**WHAT IS NEEDED**
In the lines below, copy out word for word everything from the line with "I need the location" to the line with "wall-segment bbox=[284, 373, 366, 455]", including both of those lines.

**MATERIAL SUPPLIED**
------------------------------

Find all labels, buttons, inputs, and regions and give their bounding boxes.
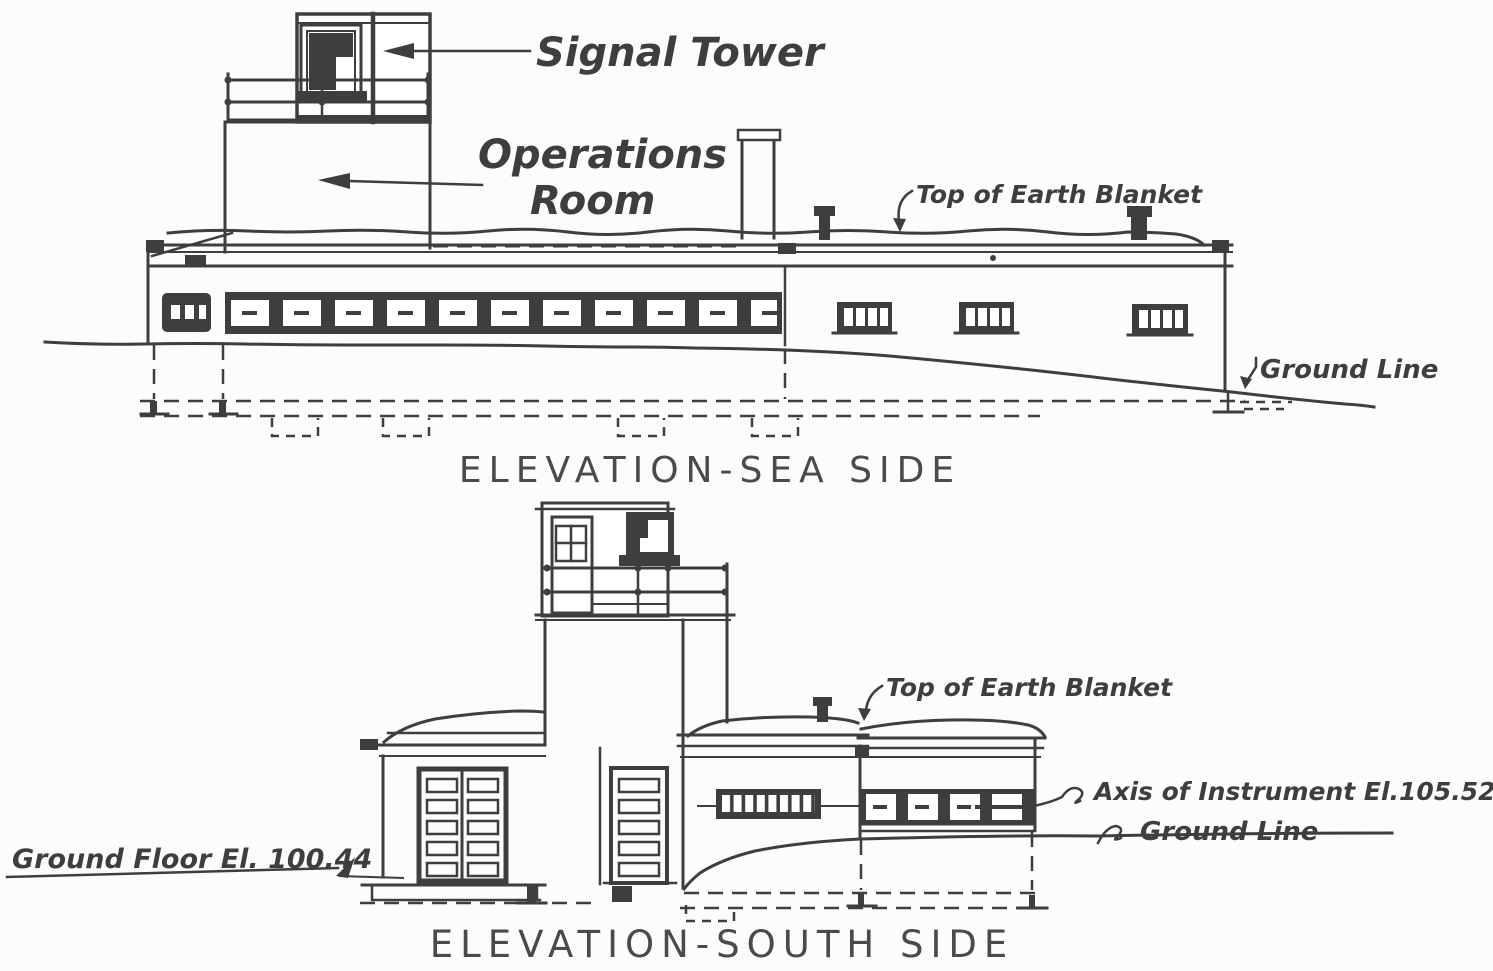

------------------------------

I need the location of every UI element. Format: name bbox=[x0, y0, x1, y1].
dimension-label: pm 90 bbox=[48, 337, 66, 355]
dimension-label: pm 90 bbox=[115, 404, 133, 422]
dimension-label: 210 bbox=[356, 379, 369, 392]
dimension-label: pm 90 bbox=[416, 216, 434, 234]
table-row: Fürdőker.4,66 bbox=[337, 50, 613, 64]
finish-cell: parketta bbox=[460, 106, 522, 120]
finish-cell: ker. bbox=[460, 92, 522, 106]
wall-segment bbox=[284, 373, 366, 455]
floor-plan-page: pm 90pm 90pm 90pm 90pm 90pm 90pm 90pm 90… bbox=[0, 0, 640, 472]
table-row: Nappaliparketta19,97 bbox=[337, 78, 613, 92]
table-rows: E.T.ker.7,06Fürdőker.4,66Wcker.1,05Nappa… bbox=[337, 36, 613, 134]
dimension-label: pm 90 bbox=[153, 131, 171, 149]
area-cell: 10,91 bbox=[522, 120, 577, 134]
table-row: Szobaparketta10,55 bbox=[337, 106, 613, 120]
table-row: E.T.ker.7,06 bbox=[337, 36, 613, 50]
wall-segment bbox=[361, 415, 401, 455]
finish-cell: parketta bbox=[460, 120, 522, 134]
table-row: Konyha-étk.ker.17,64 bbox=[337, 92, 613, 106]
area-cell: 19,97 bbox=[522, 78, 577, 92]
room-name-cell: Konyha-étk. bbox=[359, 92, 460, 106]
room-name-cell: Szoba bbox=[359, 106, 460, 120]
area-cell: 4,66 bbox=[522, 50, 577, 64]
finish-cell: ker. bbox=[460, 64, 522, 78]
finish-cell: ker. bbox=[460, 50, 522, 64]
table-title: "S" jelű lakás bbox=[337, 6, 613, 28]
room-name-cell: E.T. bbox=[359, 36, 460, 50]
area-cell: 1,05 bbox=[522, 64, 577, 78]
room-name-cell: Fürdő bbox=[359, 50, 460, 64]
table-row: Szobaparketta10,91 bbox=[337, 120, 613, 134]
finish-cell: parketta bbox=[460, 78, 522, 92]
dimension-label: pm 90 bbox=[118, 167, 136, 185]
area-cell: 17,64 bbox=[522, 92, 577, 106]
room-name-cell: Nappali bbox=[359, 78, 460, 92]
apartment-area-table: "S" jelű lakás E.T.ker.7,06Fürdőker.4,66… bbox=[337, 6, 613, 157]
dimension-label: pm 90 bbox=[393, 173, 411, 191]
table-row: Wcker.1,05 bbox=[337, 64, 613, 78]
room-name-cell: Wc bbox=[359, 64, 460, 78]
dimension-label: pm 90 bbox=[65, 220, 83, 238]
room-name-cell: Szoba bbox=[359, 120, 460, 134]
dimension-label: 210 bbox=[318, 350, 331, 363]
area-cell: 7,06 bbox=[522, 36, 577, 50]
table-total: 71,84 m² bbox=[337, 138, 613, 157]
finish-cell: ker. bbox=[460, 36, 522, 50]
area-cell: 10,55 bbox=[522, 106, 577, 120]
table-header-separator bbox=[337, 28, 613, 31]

------------------------------

**WRITTEN REPLY**
I need the location of every UI element. Format: name bbox=[x0, y0, x1, y1].
dimension-label: pm 90 bbox=[48, 337, 66, 355]
dimension-label: pm 90 bbox=[115, 404, 133, 422]
dimension-label: 210 bbox=[356, 379, 369, 392]
dimension-label: pm 90 bbox=[416, 216, 434, 234]
table-row: Fürdőker.4,66 bbox=[337, 50, 613, 64]
finish-cell: parketta bbox=[460, 106, 522, 120]
finish-cell: ker. bbox=[460, 92, 522, 106]
wall-segment bbox=[284, 373, 366, 455]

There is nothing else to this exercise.